**Set exercise:**
Pictures within the data are to be left out; everything else must be reproduced exactly.

**Record list:**

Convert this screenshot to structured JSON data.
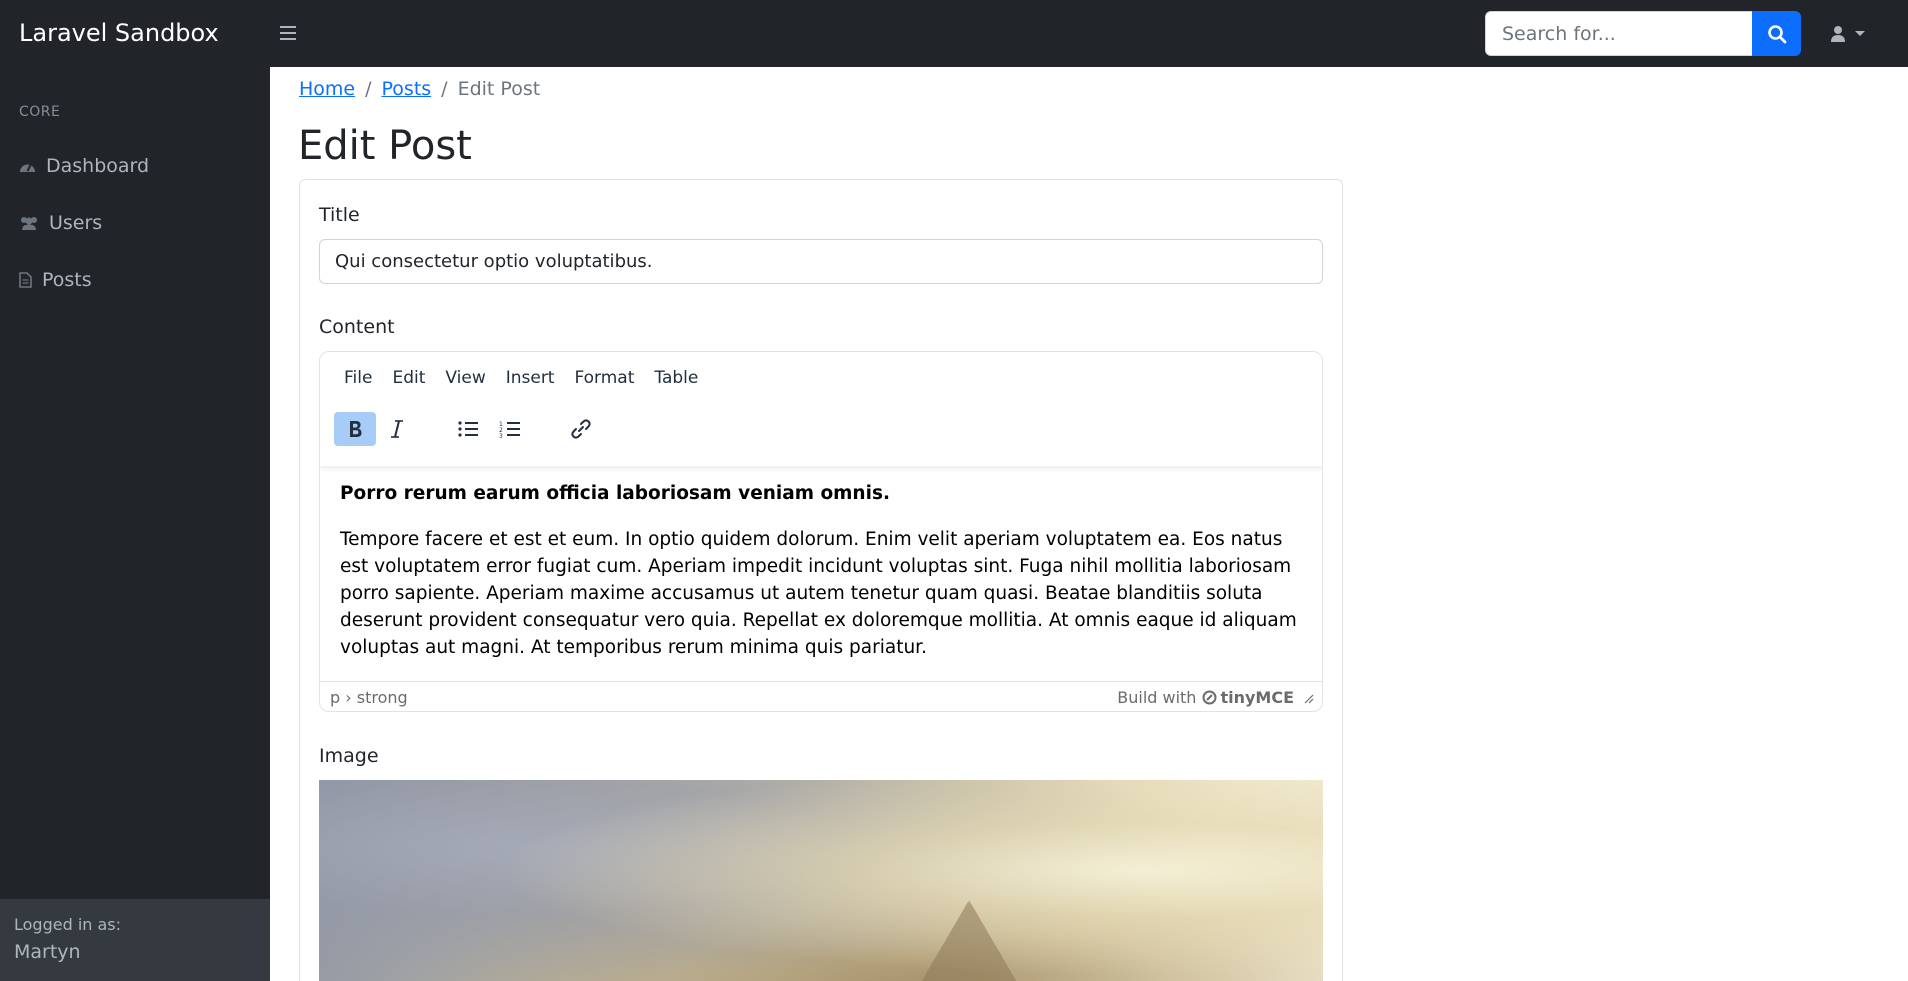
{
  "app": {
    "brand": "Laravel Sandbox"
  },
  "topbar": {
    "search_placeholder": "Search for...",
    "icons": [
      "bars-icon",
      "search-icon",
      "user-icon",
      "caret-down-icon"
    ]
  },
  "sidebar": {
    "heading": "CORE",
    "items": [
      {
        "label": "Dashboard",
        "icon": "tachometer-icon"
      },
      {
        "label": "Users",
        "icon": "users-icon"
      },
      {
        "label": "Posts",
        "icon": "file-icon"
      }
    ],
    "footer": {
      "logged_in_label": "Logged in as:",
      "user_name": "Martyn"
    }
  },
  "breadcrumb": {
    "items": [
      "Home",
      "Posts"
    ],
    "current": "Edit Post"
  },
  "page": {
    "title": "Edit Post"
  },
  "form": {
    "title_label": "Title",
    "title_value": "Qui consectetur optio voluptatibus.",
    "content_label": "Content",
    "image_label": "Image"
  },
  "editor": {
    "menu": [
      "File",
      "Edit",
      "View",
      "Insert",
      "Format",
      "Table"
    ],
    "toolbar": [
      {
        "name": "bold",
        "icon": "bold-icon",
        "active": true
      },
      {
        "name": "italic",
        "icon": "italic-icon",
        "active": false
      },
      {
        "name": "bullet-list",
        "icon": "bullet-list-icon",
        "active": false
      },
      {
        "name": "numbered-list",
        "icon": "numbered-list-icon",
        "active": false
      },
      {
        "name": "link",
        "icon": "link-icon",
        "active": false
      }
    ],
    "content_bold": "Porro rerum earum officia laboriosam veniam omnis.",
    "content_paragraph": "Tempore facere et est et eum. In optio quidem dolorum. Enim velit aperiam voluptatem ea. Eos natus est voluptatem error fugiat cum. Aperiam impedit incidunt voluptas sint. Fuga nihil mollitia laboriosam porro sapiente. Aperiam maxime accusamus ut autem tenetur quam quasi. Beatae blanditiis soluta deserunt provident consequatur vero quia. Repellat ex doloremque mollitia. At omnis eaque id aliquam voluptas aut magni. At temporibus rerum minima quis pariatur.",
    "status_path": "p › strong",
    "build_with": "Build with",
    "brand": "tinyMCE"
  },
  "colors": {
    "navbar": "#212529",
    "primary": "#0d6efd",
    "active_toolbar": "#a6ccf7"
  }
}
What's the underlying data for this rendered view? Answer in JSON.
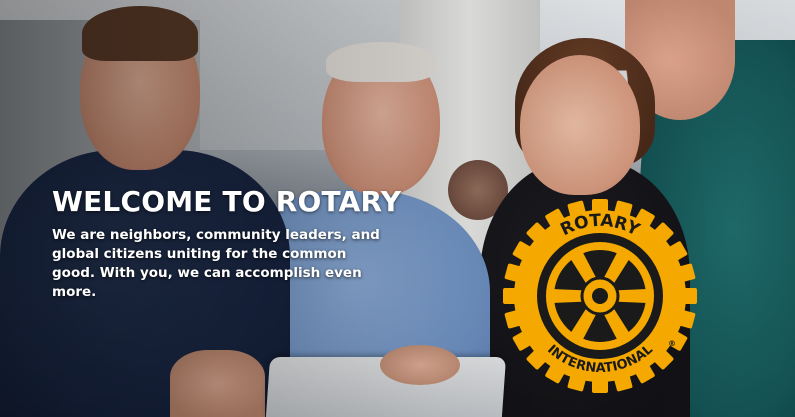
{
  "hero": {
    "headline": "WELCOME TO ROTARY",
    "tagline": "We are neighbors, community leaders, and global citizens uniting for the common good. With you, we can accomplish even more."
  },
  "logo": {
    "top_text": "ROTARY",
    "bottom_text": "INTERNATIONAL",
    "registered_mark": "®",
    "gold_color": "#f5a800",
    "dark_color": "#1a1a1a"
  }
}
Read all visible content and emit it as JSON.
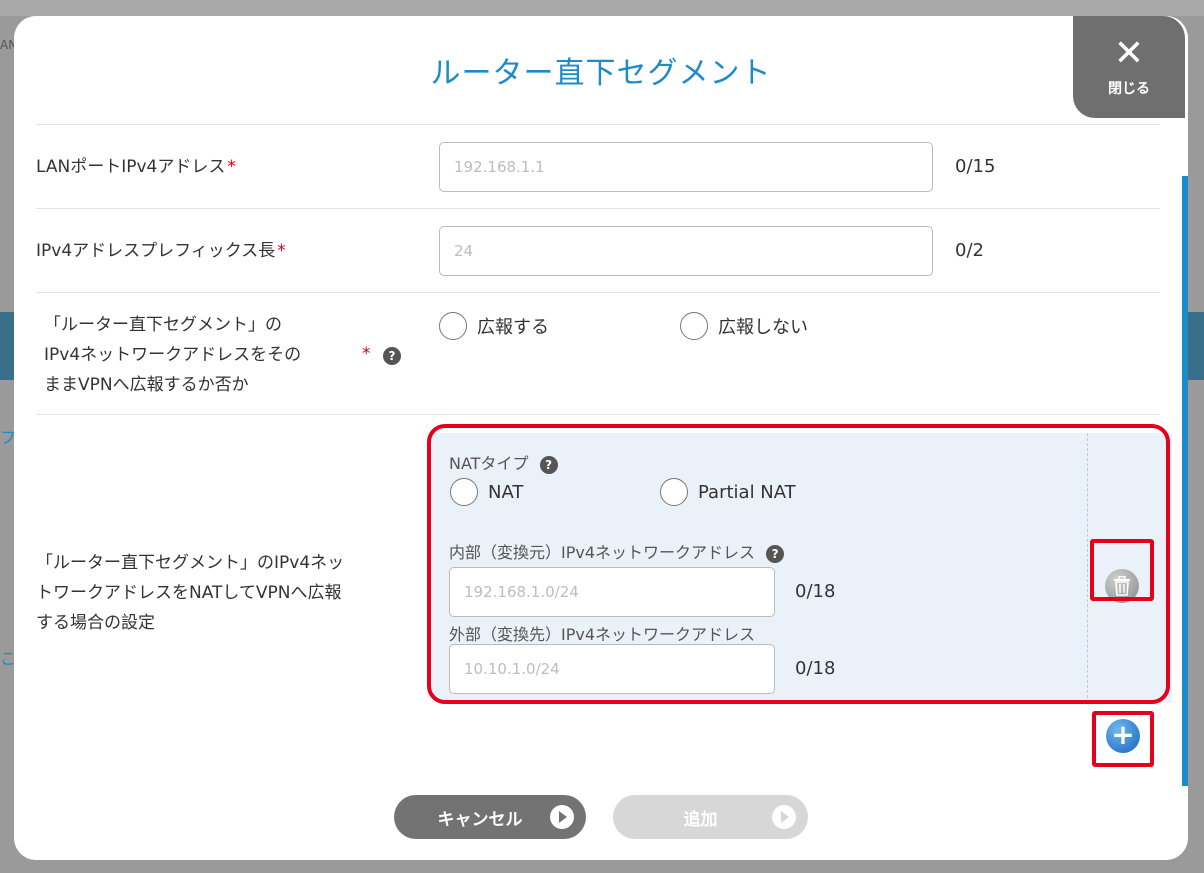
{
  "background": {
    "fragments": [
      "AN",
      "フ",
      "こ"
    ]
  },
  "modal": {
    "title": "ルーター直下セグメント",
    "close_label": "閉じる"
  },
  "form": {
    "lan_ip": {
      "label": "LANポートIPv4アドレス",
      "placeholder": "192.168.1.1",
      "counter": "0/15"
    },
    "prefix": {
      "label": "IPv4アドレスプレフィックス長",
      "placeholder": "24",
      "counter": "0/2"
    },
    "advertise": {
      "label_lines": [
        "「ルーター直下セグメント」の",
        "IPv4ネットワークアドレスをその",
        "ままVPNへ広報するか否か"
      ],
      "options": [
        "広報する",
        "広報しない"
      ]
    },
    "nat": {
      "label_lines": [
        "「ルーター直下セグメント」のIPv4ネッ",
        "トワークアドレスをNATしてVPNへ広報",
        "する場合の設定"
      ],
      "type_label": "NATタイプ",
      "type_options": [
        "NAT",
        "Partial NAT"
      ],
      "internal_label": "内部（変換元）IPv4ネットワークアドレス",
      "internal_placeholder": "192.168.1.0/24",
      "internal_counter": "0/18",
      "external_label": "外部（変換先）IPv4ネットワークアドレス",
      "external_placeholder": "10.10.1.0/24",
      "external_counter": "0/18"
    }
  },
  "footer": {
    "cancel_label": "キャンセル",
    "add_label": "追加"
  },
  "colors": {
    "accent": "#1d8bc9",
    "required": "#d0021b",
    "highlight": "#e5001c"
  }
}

**Worked solution:**
Convert this screenshot to structured JSON data.
{
  "app": {
    "brand": "Laravel Sandbox"
  },
  "topbar": {
    "search_placeholder": "Search for...",
    "icons": [
      "bars-icon",
      "search-icon",
      "user-icon",
      "caret-down-icon"
    ]
  },
  "sidebar": {
    "heading": "CORE",
    "items": [
      {
        "label": "Dashboard",
        "icon": "tachometer-icon"
      },
      {
        "label": "Users",
        "icon": "users-icon"
      },
      {
        "label": "Posts",
        "icon": "file-icon"
      }
    ],
    "footer": {
      "logged_in_label": "Logged in as:",
      "user_name": "Martyn"
    }
  },
  "breadcrumb": {
    "items": [
      "Home",
      "Posts"
    ],
    "current": "Edit Post"
  },
  "page": {
    "title": "Edit Post"
  },
  "form": {
    "title_label": "Title",
    "title_value": "Qui consectetur optio voluptatibus.",
    "content_label": "Content",
    "image_label": "Image"
  },
  "editor": {
    "menu": [
      "File",
      "Edit",
      "View",
      "Insert",
      "Format",
      "Table"
    ],
    "toolbar": [
      {
        "name": "bold",
        "icon": "bold-icon",
        "active": true
      },
      {
        "name": "italic",
        "icon": "italic-icon",
        "active": false
      },
      {
        "name": "bullet-list",
        "icon": "bullet-list-icon",
        "active": false
      },
      {
        "name": "numbered-list",
        "icon": "numbered-list-icon",
        "active": false
      },
      {
        "name": "link",
        "icon": "link-icon",
        "active": false
      }
    ],
    "content_bold": "Porro rerum earum officia laboriosam veniam omnis.",
    "content_paragraph": "Tempore facere et est et eum. In optio quidem dolorum. Enim velit aperiam voluptatem ea. Eos natus est voluptatem error fugiat cum. Aperiam impedit incidunt voluptas sint. Fuga nihil mollitia laboriosam porro sapiente. Aperiam maxime accusamus ut autem tenetur quam quasi. Beatae blanditiis soluta deserunt provident consequatur vero quia. Repellat ex doloremque mollitia. At omnis eaque id aliquam voluptas aut magni. At temporibus rerum minima quis pariatur.",
    "status_path": "p › strong",
    "build_with": "Build with",
    "brand": "tinyMCE"
  },
  "colors": {
    "navbar": "#212529",
    "primary": "#0d6efd",
    "active_toolbar": "#a6ccf7"
  }
}
What's the underlying data for this rendered view? Answer in JSON.
{
  "hero": {
    "headline": "WELCOME TO ROTARY",
    "tagline": "We are neighbors, community leaders, and global citizens uniting for the common good. With you, we can accomplish even more."
  },
  "logo": {
    "top_text": "ROTARY",
    "bottom_text": "INTERNATIONAL",
    "registered_mark": "®",
    "gold_color": "#f5a800",
    "dark_color": "#1a1a1a"
  }
}
Read all visible content and emit it as JSON.
{
  "background": {
    "fragments": [
      "AN",
      "フ",
      "こ"
    ]
  },
  "modal": {
    "title": "ルーター直下セグメント",
    "close_label": "閉じる"
  },
  "form": {
    "lan_ip": {
      "label": "LANポートIPv4アドレス",
      "placeholder": "192.168.1.1",
      "counter": "0/15"
    },
    "prefix": {
      "label": "IPv4アドレスプレフィックス長",
      "placeholder": "24",
      "counter": "0/2"
    },
    "advertise": {
      "label_lines": [
        "「ルーター直下セグメント」の",
        "IPv4ネットワークアドレスをその",
        "ままVPNへ広報するか否か"
      ],
      "options": [
        "広報する",
        "広報しない"
      ]
    },
    "nat": {
      "label_lines": [
        "「ルーター直下セグメント」のIPv4ネッ",
        "トワークアドレスをNATしてVPNへ広報",
        "する場合の設定"
      ],
      "type_label": "NATタイプ",
      "type_options": [
        "NAT",
        "Partial NAT"
      ],
      "internal_label": "内部（変換元）IPv4ネットワークアドレス",
      "internal_placeholder": "192.168.1.0/24",
      "internal_counter": "0/18",
      "external_label": "外部（変換先）IPv4ネットワークアドレス",
      "external_placeholder": "10.10.1.0/24",
      "external_counter": "0/18"
    }
  },
  "footer": {
    "cancel_label": "キャンセル",
    "add_label": "追加"
  },
  "colors": {
    "accent": "#1d8bc9",
    "required": "#d0021b",
    "highlight": "#e5001c"
  }
}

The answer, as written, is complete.